## Begin

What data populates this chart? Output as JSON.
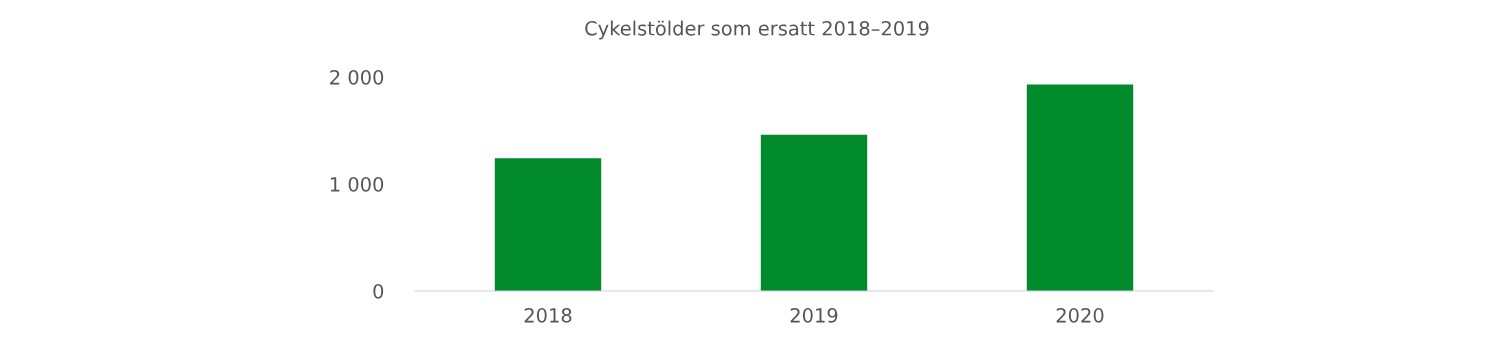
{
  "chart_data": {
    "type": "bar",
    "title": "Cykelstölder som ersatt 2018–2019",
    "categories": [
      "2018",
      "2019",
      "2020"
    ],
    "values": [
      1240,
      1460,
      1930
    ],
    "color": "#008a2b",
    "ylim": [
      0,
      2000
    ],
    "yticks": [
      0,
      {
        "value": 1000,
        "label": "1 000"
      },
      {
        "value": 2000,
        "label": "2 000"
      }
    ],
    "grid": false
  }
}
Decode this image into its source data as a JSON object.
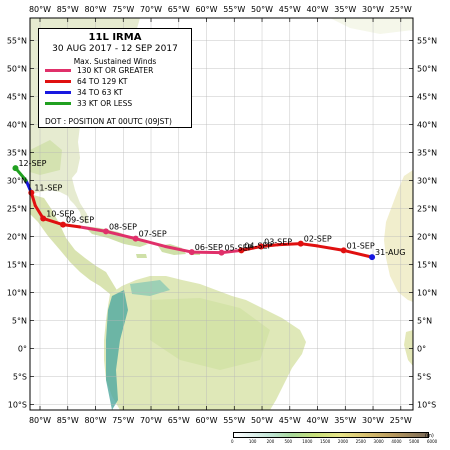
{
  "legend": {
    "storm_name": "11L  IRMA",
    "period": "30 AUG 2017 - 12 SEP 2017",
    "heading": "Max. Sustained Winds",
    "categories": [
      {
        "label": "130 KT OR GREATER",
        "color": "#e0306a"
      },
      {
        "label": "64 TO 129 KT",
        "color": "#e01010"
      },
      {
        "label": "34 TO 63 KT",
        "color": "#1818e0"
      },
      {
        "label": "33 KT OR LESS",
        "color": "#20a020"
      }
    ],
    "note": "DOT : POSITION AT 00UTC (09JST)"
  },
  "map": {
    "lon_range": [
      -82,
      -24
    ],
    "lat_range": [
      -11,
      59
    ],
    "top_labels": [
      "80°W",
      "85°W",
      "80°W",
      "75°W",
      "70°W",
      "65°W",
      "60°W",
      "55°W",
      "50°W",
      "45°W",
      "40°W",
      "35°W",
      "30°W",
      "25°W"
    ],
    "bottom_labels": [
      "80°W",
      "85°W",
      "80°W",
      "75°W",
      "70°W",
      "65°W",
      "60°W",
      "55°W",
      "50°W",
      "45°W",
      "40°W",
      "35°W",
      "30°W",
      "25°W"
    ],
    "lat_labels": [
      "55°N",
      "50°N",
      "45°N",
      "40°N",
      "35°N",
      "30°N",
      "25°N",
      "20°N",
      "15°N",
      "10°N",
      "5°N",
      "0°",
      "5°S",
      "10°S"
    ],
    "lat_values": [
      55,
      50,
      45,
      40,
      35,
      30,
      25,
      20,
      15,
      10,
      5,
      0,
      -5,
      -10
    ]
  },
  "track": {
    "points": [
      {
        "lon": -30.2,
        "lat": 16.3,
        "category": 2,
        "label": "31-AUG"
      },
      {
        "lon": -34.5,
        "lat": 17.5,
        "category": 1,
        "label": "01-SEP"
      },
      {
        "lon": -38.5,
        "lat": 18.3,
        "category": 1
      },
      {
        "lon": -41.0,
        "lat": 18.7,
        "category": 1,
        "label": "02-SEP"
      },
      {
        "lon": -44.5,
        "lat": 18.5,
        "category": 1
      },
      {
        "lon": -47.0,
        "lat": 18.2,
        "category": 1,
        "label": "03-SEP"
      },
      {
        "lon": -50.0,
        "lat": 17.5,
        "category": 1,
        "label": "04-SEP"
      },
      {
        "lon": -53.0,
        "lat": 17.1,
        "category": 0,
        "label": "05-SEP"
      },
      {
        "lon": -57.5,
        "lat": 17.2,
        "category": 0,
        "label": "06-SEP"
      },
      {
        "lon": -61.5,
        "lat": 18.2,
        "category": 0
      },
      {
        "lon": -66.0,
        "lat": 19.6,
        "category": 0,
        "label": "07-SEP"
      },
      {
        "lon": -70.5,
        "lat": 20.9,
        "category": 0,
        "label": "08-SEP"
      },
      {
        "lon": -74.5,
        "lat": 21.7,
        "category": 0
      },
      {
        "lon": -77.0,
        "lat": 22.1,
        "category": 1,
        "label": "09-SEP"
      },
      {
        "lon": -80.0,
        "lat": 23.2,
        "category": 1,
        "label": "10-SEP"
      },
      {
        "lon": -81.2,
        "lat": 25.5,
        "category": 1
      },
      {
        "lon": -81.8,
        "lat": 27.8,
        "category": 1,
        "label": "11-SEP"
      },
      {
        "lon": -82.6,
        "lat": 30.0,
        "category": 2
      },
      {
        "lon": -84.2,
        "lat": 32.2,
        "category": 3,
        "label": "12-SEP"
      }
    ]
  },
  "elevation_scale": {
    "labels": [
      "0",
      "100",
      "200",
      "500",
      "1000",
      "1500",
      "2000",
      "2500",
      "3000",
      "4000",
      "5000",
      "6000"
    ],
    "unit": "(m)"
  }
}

## End

DIRECTION: Extract every line containing the string "this" from the material.

RESULT OF THE TASK:
What data populates this chart? Output as JSON.
Decode this image into its source data as a JSON object.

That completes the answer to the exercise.